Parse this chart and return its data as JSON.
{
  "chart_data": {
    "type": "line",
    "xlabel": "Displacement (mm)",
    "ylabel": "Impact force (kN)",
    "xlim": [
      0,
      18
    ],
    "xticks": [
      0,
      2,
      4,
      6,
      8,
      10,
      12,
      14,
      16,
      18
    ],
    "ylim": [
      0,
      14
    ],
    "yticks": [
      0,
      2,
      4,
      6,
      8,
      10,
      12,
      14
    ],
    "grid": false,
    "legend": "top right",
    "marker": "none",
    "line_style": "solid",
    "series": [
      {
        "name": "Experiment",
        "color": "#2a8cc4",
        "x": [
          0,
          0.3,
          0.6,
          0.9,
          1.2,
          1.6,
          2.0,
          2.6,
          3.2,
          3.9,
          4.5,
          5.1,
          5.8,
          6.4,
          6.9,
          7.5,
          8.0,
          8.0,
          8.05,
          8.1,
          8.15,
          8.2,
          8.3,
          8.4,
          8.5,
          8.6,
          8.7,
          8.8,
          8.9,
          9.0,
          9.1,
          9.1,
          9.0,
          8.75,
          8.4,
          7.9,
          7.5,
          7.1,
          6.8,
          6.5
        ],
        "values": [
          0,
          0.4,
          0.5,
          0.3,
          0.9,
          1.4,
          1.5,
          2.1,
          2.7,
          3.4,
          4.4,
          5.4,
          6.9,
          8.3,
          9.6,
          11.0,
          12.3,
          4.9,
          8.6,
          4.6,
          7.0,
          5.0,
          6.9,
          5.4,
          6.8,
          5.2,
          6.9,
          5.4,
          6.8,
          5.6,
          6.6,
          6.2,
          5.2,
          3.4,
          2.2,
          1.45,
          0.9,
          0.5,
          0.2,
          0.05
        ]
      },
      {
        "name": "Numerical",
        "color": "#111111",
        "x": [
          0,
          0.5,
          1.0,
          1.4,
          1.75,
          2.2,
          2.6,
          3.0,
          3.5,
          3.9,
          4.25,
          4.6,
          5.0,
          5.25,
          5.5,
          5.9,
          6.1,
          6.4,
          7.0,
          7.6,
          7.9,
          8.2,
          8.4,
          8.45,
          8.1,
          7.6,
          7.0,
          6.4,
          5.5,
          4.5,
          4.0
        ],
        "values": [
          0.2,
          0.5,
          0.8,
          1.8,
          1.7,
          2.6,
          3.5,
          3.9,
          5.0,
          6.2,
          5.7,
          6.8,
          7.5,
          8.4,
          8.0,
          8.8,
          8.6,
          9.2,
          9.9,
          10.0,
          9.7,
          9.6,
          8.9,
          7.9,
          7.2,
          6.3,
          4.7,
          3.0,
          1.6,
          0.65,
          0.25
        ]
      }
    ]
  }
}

-*-*-

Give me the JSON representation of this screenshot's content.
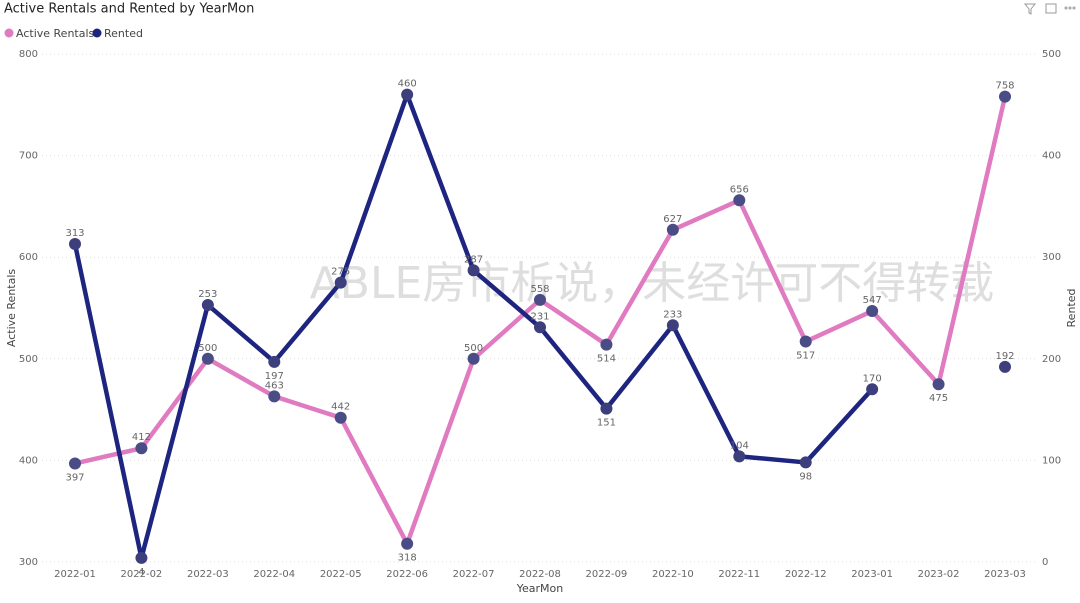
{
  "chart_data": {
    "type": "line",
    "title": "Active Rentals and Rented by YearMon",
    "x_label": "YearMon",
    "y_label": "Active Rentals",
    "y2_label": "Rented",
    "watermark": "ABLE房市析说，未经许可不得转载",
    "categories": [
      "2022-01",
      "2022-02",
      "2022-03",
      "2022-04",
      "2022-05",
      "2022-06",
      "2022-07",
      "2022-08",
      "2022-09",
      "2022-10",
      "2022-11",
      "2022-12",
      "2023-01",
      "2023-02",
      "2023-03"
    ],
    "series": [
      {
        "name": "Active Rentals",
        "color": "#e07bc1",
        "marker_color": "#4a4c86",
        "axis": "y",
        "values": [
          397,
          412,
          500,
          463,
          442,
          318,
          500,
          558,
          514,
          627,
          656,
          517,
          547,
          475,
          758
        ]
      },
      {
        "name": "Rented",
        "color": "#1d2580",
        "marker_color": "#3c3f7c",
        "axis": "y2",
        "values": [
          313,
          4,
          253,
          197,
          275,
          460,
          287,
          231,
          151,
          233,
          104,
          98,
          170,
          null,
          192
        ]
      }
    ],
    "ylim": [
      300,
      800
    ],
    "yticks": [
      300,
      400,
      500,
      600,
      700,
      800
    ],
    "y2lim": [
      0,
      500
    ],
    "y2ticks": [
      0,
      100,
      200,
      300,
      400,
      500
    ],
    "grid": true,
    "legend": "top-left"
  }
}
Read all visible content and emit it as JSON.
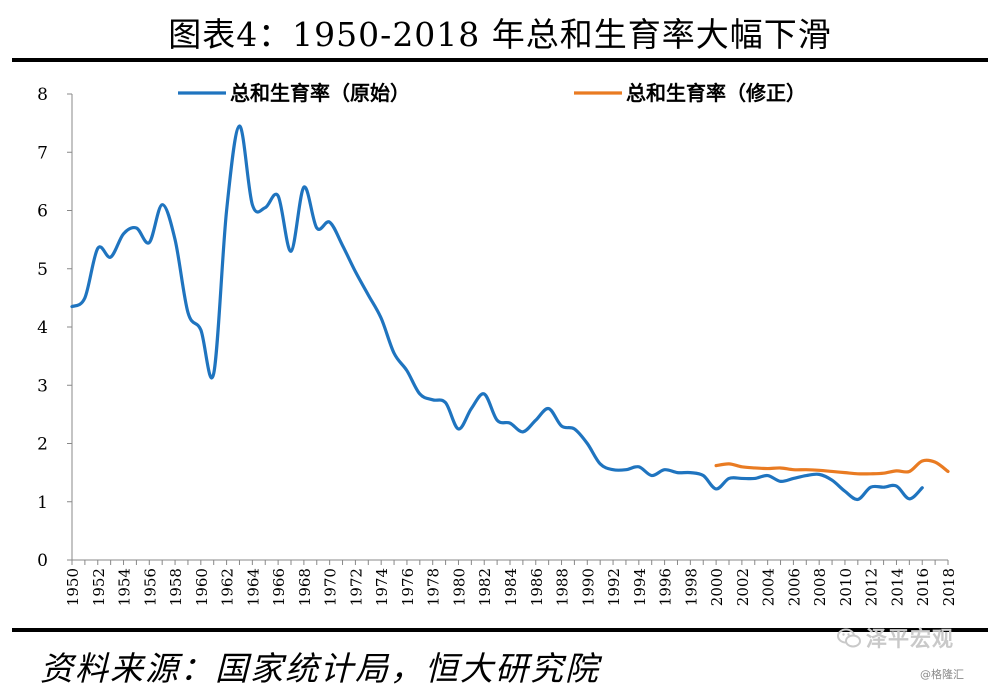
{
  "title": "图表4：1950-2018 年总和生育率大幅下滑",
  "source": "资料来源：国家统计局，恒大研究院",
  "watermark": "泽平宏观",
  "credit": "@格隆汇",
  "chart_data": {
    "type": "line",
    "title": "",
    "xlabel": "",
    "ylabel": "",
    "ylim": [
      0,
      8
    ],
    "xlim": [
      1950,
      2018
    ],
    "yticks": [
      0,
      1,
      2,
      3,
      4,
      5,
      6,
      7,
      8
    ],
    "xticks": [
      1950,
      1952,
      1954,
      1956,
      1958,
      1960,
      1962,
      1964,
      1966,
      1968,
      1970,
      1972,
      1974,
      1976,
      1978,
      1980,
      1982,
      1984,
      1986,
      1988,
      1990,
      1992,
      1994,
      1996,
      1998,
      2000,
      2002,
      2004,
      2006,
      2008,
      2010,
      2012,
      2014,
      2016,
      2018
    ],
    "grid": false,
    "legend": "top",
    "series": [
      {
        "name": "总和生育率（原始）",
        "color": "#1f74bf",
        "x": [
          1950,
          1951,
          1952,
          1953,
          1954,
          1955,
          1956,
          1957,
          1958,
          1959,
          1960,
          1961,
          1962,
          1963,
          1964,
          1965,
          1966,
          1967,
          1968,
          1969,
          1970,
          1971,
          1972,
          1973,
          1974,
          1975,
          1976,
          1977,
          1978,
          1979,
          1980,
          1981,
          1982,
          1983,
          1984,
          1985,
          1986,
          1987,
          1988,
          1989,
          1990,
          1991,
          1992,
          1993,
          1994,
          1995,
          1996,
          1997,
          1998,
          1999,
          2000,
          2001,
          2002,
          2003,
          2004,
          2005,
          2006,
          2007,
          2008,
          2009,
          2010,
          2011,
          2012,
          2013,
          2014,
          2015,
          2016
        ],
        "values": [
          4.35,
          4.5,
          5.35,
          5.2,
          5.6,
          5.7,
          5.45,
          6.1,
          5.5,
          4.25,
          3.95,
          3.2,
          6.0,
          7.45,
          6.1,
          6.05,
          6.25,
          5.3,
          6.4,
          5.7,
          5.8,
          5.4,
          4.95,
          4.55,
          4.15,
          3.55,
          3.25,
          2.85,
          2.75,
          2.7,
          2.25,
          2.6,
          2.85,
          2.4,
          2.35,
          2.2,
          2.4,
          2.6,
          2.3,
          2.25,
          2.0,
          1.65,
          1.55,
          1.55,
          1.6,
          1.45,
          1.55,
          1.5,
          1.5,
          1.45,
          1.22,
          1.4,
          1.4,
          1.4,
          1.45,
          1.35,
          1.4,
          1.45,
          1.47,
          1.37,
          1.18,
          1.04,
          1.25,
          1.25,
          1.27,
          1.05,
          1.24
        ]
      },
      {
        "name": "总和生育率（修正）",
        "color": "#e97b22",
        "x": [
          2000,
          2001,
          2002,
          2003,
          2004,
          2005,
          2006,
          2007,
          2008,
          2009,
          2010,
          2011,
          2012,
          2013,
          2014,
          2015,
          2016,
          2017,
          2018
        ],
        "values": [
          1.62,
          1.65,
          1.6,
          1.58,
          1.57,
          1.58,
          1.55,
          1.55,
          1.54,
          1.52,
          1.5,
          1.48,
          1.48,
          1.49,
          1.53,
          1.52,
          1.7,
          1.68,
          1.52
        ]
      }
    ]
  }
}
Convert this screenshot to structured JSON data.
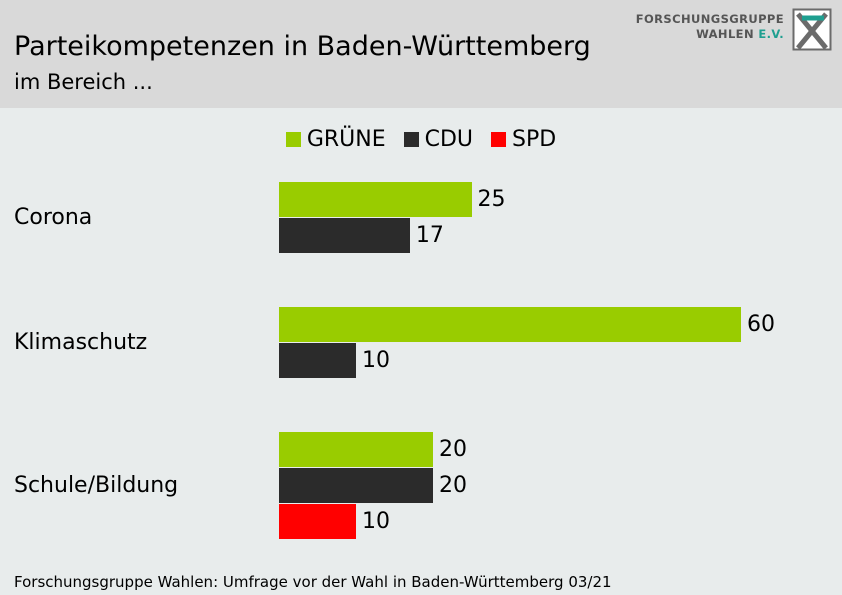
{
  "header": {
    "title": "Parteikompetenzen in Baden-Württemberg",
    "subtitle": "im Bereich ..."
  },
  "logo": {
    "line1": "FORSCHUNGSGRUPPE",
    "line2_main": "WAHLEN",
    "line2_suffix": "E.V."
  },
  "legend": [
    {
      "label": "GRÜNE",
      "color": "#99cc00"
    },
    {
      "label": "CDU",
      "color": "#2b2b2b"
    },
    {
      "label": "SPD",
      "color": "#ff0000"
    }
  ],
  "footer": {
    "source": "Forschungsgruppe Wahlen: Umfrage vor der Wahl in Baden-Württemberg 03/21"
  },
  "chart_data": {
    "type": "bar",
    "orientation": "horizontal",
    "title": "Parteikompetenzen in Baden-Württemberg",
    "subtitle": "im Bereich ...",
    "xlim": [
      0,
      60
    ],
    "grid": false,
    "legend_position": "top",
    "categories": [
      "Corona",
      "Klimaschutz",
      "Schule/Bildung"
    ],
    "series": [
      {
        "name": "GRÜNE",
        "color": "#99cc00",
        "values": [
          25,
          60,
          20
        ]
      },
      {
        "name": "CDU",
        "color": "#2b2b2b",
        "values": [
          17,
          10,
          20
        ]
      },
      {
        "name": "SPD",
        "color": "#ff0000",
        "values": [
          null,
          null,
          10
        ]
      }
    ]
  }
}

-*-*-

**YOUR OBJECTIVE:**
From the data above, copy each line that holds "Rented".

**FULL RESPONSE:**
    "title": "Active Rentals and Rented by YearMon",
    "y2_label": "Rented",
        "name": "Rented",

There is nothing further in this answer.